#### Your instructions:
Set down exactly the lines from the one containing "Read out every word on this page." through the end of the records below, both included, and nothing else.

#### Material to process

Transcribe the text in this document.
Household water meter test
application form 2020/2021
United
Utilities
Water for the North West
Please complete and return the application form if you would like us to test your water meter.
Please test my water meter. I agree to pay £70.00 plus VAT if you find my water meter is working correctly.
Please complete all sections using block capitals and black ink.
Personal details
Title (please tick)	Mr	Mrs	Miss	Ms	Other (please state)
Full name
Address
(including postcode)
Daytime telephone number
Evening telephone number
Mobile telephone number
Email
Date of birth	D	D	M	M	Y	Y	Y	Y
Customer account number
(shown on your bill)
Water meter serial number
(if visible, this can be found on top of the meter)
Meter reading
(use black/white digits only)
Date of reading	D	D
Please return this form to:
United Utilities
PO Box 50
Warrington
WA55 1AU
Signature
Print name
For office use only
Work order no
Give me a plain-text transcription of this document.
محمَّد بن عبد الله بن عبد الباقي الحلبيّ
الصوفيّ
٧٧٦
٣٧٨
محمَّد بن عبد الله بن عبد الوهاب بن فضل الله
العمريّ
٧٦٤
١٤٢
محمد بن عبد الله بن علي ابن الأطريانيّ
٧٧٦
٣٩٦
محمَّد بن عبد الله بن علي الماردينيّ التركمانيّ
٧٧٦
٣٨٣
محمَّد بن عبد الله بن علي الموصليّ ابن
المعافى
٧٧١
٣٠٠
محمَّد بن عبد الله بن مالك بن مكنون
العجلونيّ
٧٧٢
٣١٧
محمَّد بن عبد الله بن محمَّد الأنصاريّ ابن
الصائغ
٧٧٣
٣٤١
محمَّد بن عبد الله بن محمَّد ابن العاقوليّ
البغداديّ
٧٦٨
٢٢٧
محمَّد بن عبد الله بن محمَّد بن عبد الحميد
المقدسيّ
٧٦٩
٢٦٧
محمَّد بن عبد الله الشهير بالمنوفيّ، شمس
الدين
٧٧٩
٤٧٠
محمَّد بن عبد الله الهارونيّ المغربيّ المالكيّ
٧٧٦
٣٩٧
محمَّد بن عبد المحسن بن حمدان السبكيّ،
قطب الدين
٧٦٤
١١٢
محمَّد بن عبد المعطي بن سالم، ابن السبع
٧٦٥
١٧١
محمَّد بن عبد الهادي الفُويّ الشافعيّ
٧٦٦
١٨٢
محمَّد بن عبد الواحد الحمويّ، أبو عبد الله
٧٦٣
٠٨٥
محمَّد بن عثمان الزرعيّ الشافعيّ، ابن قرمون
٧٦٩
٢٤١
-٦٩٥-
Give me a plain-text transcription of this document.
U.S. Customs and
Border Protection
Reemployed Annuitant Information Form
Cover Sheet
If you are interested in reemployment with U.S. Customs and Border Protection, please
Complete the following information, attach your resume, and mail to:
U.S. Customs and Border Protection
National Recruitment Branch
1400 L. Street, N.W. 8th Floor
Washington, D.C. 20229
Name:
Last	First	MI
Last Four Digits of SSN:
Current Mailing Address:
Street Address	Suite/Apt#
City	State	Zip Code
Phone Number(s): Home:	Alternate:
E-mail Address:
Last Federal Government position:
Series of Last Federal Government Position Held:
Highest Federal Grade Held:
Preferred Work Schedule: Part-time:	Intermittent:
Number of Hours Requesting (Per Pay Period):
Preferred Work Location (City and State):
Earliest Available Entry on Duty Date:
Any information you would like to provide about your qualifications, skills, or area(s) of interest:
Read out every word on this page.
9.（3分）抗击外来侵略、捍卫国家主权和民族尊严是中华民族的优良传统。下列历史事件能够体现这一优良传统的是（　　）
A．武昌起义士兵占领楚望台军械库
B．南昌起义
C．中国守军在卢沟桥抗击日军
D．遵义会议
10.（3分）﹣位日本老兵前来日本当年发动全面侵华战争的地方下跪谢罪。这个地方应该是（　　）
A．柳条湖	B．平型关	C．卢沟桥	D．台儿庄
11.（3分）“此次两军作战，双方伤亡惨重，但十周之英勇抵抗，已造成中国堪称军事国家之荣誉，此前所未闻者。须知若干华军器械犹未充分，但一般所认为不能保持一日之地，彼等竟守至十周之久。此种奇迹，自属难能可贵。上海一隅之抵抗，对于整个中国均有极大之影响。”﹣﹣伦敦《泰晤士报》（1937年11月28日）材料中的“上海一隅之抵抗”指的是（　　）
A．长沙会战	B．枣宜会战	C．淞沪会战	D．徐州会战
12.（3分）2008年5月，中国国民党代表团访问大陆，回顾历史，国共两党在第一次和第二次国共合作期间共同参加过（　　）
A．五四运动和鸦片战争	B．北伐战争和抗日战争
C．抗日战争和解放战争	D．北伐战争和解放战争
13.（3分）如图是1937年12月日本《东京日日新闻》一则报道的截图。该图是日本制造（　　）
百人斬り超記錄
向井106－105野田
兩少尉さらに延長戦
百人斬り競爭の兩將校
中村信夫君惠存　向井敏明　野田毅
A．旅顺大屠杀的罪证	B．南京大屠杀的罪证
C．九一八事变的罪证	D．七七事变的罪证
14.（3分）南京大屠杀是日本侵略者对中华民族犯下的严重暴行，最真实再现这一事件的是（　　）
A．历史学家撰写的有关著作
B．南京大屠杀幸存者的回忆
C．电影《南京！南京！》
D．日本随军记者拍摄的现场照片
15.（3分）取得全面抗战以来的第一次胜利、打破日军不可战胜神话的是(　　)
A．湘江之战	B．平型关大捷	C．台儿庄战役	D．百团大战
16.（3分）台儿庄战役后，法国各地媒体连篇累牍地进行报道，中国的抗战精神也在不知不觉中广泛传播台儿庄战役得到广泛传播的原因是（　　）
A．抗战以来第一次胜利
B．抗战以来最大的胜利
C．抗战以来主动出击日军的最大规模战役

########

#### Solved problem:
Read out every word on this page.
9.（3分）抗击外来侵略、捍卫国家主权和民族尊严是中华民族的优良传统。下列历史事件能够体现这一优良传统的是（　　）
A．武昌起义士兵占领楚望台军械库
B．南昌起义
C．中国守军在卢沟桥抗击日军
D．遵义会议
10.（3分）﹣位日本老兵前来日本当年发动全面侵华战争的地方下跪谢罪。这个地方应该是（　　）
A．柳条湖	B．平型关	C．卢沟桥	D．台儿庄
11.（3分）“此次两军作战，双方伤亡惨重，但十周之英勇抵抗，已造成中国堪称军事国家之荣誉，此前所未闻者。须知若干华军器械犹未充分，但一般所认为不能保持一日之地，彼等竟守至十周之久。此种奇迹，自属难能可贵。上海一隅之抵抗，对于整个中国均有极大之影响。”﹣﹣伦敦《泰晤士报》（1937年11月28日）材料中的“上海一隅之抵抗”指的是（　　）
A．长沙会战	B．枣宜会战	C．淞沪会战	D．徐州会战
12.（3分）2008年5月，中国国民党代表团访问大陆，回顾历史，国共两党在第一次和第二次国共合作期间共同参加过（　　）
A．五四运动和鸦片战争	B．北伐战争和抗日战争
C．抗日战争和解放战争	D．北伐战争和解放战争
13.（3分）如图是1937年12月日本《东京日日新闻》一则报道的截图。该图是日本制造（　　）
百人斬り超記錄
向井106－105野田
兩少尉さらに延長戦
百人斬り競爭の兩將校
中村信夫君惠存　向井敏明　野田毅
A．旅顺大屠杀的罪证	B．南京大屠杀的罪证
C．九一八事变的罪证	D．七七事变的罪证
14.（3分）南京大屠杀是日本侵略者对中华民族犯下的严重暴行，最真实再现这一事件的是（　　）
A．历史学家撰写的有关著作
B．南京大屠杀幸存者的回忆
C．电影《南京！南京！》
D．日本随军记者拍摄的现场照片
15.（3分）取得全面抗战以来的第一次胜利、打破日军不可战胜神话的是(　　)
A．湘江之战	B．平型关大捷	C．台儿庄战役	D．百团大战
16.（3分）台儿庄战役后，法国各地媒体连篇累牍地进行报道，中国的抗战精神也在不知不觉中广泛传播台儿庄战役得到广泛传播的原因是（　　）
A．抗战以来第一次胜利
B．抗战以来最大的胜利
C．抗战以来主动出击日军的最大规模战役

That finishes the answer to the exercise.